◆ **EXERCISE**:
The exercise asks you to copy every line below in which "text" appears.

◆ **RECORDS FOR THIS EXERCISE**:

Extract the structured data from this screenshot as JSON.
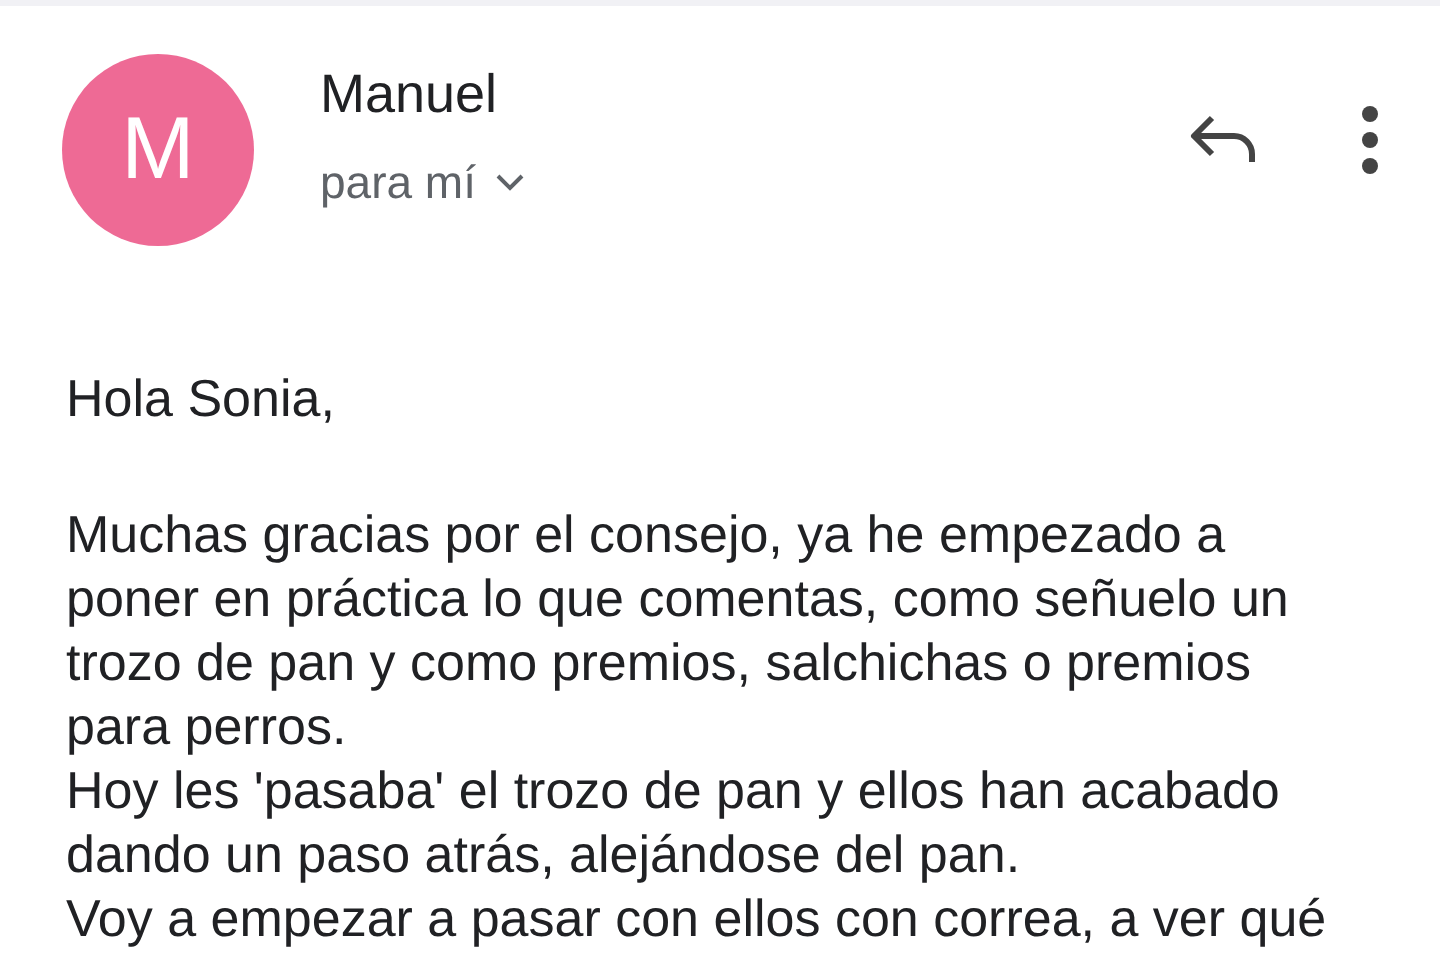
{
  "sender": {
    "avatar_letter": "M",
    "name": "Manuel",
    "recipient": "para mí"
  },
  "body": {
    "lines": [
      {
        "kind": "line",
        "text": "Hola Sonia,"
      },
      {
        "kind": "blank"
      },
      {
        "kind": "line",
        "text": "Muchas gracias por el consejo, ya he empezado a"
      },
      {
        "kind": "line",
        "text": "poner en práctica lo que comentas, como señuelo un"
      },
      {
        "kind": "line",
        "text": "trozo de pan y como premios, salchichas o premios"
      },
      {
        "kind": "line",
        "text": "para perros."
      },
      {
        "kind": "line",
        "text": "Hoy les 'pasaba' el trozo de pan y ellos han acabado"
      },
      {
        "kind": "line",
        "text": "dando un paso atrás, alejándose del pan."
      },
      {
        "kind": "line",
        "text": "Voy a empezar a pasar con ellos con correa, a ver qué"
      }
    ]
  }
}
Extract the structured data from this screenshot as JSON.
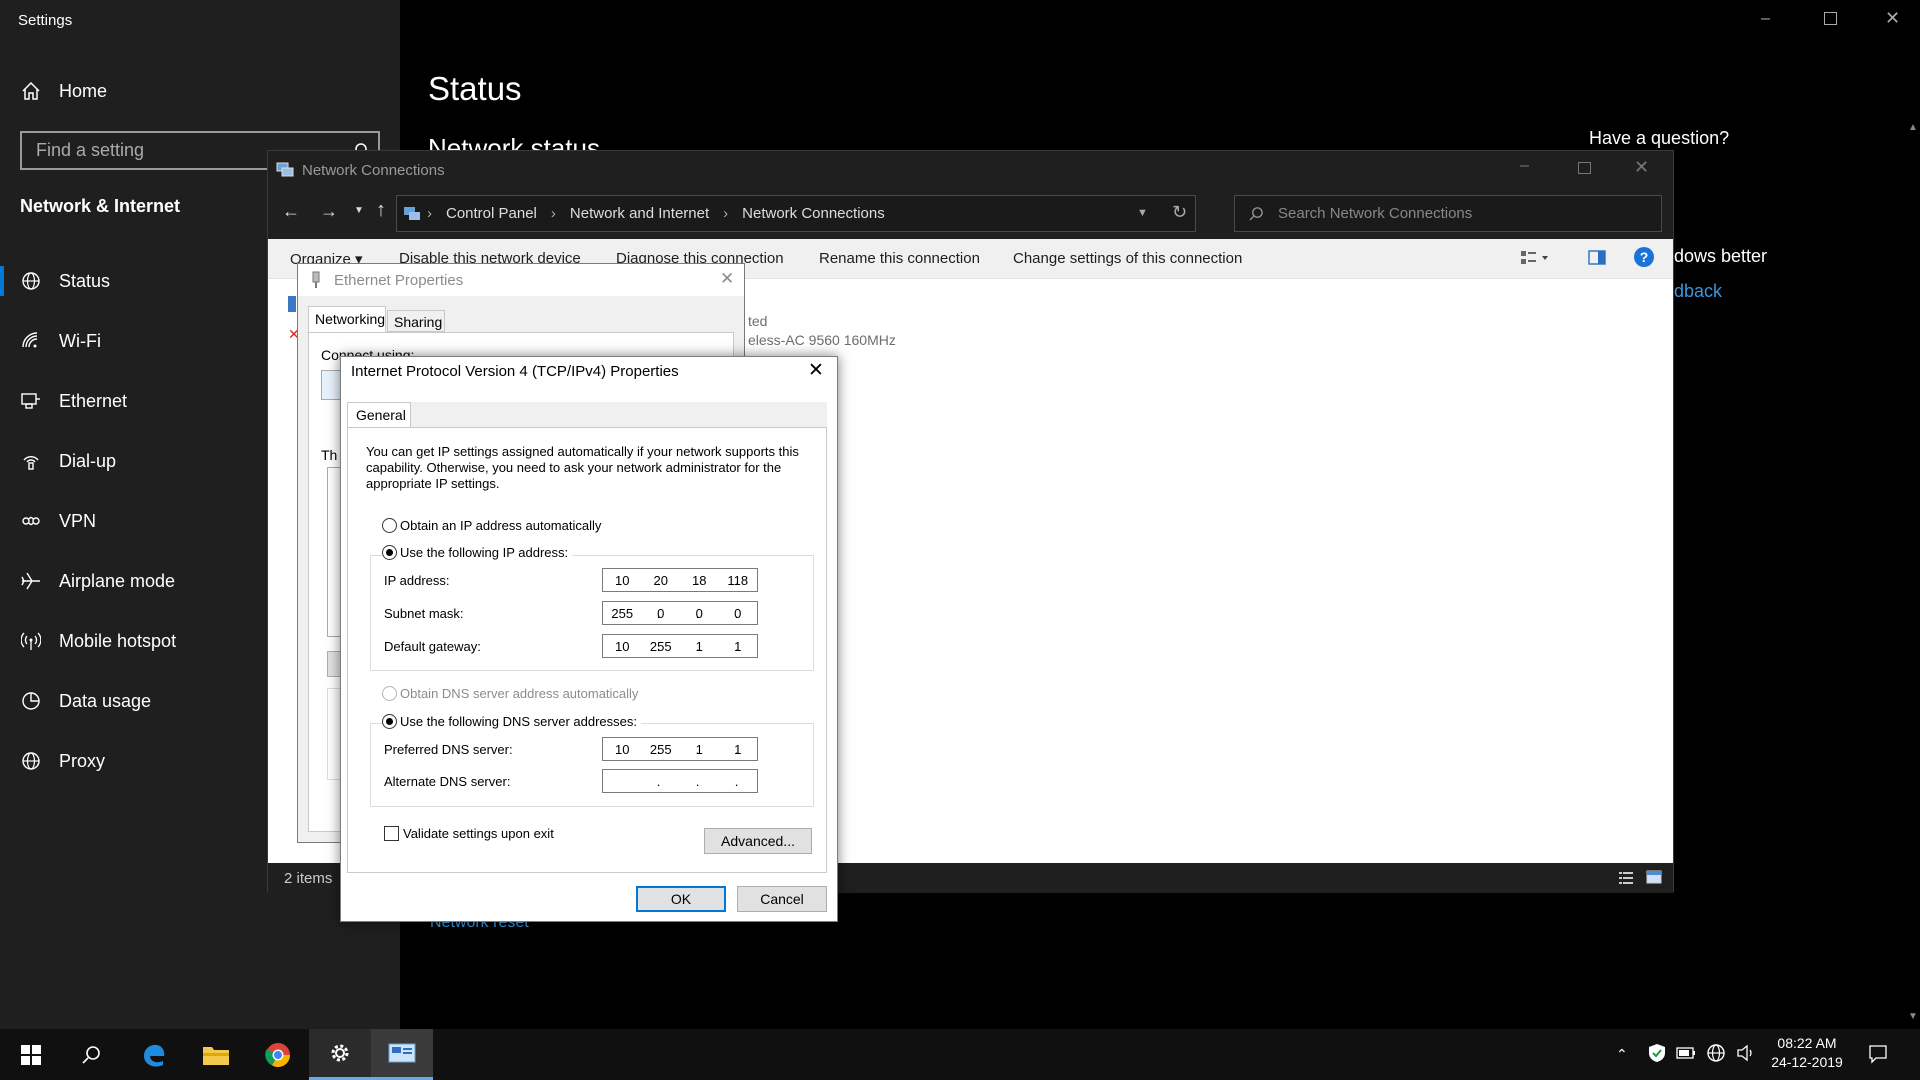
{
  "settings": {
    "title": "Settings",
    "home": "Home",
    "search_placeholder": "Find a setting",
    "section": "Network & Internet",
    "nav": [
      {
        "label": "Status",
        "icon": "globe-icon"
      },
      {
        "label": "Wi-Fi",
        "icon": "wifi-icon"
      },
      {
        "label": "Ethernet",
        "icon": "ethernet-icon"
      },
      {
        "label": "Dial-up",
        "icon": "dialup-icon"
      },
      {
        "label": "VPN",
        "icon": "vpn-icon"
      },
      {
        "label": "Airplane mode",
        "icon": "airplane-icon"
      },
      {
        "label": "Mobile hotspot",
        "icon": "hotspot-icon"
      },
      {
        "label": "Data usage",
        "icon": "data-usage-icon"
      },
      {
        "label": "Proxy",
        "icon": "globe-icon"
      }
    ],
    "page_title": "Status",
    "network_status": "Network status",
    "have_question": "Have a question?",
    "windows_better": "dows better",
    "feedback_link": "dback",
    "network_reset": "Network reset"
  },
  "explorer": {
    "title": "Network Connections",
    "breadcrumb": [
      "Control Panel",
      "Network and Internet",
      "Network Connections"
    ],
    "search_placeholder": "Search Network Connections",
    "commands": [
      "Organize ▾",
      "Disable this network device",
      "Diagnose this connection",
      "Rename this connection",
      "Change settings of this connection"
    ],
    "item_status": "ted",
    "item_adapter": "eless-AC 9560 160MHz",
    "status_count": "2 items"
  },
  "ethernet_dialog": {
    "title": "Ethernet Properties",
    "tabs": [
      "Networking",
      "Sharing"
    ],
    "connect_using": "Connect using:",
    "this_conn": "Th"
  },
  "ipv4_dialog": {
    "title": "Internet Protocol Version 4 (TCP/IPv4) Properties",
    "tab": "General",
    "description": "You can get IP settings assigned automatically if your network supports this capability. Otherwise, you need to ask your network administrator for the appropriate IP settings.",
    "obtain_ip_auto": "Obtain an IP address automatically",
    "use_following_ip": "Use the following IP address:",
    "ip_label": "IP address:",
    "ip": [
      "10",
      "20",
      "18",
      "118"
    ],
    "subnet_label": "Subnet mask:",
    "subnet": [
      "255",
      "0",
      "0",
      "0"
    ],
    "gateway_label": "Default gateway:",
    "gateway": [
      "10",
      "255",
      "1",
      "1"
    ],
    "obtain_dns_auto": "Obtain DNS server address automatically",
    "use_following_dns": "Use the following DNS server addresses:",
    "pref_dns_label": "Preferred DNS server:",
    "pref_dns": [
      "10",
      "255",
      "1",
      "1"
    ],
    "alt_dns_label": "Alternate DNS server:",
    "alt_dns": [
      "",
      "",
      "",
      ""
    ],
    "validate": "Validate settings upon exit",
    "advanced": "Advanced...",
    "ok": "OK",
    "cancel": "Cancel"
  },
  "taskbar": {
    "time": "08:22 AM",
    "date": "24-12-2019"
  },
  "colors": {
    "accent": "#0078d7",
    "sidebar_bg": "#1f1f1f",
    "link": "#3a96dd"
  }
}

◆ **SOLUTION FOR THIS EXERCISE**:
        "text": "Hola Sonia,"
        "text": "Muchas gracias por el consejo, ya he empezado a"
        "text": "poner en práctica lo que comentas, como señuelo un"
        "text": "trozo de pan y como premios, salchichas o premios"
        "text": "para perros."
        "text": "Hoy les 'pasaba' el trozo de pan y ellos han acabado"
        "text": "dando un paso atrás, alejándose del pan."
        "text": "Voy a empezar a pasar con ellos con correa, a ver qué"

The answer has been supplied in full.